* **GIVEN REQUEST**: Isolate every line in the records below with "name" in it.

* **DATA TO USE**:
**********

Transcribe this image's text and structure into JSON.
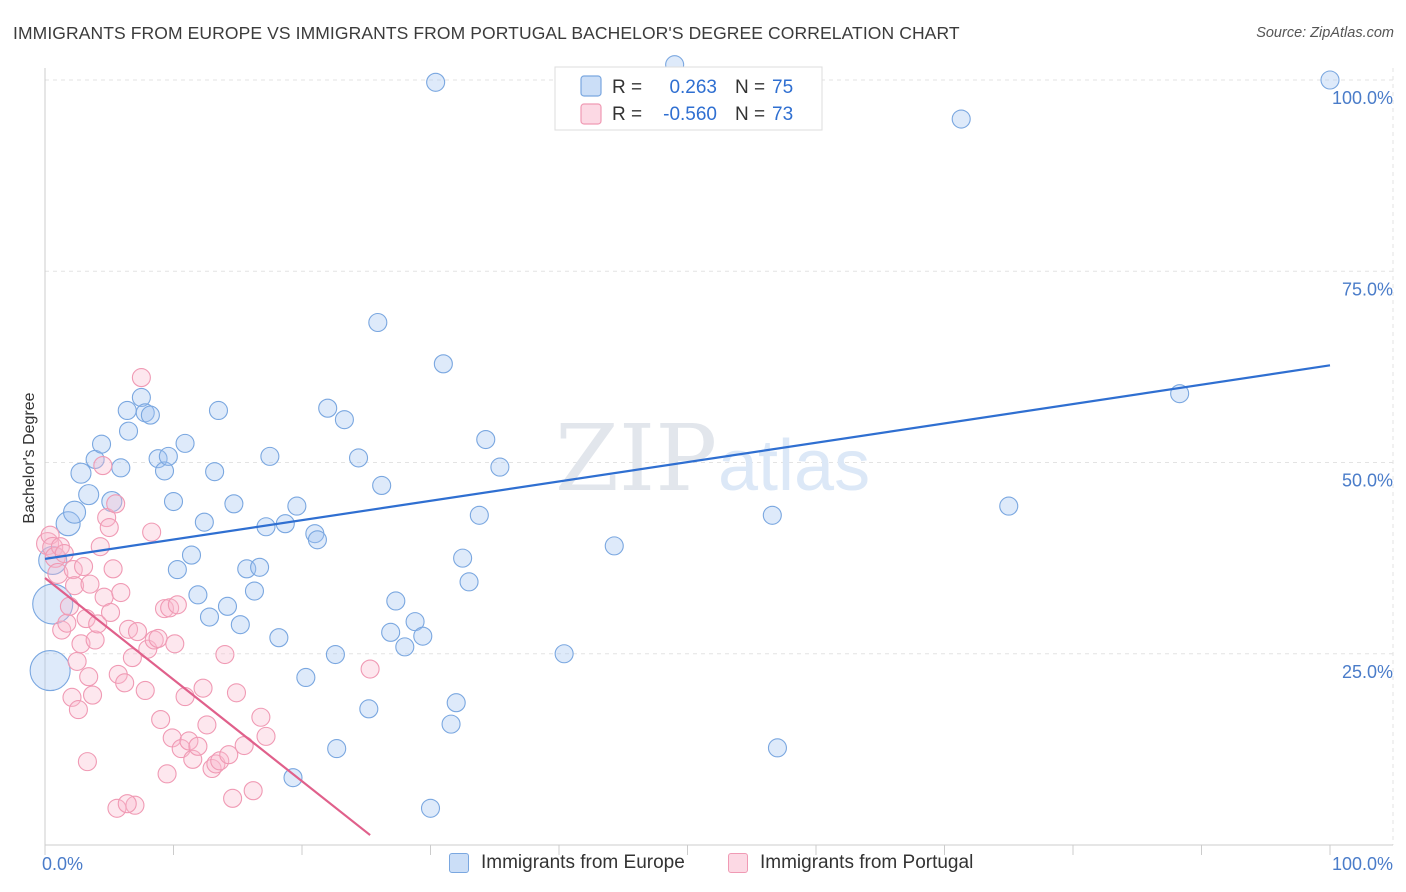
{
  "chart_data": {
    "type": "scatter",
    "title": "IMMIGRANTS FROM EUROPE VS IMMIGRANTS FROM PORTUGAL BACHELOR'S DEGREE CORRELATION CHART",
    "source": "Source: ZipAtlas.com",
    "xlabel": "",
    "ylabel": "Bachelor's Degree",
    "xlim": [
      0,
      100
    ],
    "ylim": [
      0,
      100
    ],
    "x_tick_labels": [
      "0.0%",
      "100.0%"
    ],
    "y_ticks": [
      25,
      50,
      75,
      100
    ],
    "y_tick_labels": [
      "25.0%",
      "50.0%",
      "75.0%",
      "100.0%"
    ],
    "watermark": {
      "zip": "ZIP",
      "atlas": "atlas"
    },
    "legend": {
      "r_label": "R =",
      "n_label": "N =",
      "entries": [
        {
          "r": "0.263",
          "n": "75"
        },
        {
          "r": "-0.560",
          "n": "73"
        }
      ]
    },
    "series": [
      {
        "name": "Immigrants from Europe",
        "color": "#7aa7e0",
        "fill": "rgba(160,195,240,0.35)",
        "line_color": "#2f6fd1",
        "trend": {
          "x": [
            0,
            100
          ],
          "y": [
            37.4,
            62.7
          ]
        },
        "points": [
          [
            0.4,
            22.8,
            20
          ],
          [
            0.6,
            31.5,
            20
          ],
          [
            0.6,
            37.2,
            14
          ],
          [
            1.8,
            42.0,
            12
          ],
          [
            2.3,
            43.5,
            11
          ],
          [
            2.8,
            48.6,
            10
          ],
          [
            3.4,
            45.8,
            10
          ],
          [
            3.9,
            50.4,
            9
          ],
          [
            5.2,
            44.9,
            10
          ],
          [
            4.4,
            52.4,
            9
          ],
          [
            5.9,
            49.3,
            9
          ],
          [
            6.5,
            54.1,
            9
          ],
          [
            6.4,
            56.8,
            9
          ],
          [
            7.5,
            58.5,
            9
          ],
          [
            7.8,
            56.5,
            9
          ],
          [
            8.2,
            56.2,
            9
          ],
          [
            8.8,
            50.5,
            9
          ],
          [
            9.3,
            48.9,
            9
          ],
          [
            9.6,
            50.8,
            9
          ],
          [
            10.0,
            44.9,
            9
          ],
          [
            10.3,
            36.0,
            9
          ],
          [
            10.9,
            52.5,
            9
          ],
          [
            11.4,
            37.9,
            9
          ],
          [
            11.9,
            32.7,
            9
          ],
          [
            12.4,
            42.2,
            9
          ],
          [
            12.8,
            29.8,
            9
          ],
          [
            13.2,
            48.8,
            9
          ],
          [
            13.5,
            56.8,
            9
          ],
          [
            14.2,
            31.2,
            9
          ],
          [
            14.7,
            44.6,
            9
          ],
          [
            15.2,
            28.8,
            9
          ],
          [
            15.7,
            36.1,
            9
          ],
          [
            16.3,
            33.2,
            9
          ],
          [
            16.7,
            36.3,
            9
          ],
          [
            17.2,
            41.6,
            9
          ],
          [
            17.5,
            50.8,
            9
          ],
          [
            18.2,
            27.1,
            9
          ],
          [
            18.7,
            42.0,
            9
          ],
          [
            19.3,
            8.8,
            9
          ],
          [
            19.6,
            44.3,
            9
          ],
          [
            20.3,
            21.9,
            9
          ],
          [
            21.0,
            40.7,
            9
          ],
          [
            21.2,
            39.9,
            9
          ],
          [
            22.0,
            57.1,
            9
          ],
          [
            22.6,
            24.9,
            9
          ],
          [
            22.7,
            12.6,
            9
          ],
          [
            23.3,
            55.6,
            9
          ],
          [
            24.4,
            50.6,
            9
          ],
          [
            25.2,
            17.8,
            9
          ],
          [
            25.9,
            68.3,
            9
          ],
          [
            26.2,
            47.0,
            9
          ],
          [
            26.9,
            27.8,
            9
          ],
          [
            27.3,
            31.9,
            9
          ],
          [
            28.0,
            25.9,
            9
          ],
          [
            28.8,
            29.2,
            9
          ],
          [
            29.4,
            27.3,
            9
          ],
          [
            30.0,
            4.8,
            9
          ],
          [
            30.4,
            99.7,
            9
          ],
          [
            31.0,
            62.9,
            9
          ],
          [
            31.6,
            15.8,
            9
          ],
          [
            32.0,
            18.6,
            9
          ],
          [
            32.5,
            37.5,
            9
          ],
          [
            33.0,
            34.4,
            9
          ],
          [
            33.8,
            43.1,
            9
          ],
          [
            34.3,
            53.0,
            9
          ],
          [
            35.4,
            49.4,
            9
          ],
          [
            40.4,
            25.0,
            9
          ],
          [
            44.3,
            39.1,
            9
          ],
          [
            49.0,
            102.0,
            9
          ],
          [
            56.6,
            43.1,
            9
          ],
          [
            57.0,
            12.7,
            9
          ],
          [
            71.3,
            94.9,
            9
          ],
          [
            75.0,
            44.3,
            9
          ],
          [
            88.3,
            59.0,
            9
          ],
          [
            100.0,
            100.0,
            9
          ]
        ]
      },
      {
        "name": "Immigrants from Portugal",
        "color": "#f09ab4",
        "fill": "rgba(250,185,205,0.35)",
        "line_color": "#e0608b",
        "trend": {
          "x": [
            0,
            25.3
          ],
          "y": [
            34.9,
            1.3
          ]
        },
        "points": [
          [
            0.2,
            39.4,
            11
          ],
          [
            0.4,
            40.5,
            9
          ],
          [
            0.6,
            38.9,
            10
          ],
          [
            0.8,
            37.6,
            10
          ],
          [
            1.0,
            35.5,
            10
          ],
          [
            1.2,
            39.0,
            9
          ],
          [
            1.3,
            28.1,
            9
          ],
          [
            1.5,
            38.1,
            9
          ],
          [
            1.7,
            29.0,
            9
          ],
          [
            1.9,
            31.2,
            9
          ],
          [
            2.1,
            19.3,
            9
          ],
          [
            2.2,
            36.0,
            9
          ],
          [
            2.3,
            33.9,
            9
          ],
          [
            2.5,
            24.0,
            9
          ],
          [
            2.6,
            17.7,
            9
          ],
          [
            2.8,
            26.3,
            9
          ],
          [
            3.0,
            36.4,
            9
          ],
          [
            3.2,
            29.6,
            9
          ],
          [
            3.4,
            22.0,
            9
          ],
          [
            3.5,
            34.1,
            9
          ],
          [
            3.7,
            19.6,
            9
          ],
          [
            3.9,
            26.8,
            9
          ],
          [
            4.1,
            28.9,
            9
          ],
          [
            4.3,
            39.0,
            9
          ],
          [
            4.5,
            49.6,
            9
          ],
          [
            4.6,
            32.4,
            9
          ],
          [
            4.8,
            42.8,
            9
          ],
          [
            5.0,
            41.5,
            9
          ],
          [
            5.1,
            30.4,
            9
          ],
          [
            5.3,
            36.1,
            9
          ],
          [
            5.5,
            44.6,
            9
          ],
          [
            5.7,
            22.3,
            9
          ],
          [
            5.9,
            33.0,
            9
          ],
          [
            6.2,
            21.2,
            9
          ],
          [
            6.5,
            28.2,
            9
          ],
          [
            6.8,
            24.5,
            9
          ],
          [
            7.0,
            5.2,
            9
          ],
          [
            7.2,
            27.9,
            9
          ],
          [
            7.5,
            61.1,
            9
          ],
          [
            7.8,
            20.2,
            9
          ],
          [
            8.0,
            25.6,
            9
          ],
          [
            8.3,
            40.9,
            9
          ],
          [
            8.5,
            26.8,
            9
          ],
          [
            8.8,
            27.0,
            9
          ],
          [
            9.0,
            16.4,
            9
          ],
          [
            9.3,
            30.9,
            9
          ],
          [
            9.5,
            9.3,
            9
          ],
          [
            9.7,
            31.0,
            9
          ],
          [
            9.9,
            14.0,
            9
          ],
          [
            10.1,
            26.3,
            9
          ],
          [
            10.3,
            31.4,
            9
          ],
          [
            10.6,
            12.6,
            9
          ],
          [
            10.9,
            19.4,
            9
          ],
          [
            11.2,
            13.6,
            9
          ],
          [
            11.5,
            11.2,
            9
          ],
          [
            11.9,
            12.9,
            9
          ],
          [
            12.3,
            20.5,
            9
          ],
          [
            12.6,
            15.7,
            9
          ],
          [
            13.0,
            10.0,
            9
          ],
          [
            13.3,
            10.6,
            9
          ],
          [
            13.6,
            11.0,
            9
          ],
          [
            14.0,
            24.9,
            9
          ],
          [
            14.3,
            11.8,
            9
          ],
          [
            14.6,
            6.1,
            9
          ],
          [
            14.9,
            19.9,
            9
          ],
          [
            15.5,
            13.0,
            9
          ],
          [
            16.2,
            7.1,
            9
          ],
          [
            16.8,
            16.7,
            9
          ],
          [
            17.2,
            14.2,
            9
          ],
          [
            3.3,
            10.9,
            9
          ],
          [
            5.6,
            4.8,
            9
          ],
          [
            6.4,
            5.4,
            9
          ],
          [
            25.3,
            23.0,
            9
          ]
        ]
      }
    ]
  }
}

**********

* **ANSWER TO THIS PROBLEM**:
        "name": "Immigrants from Europe",
        "name": "Immigrants from Portugal",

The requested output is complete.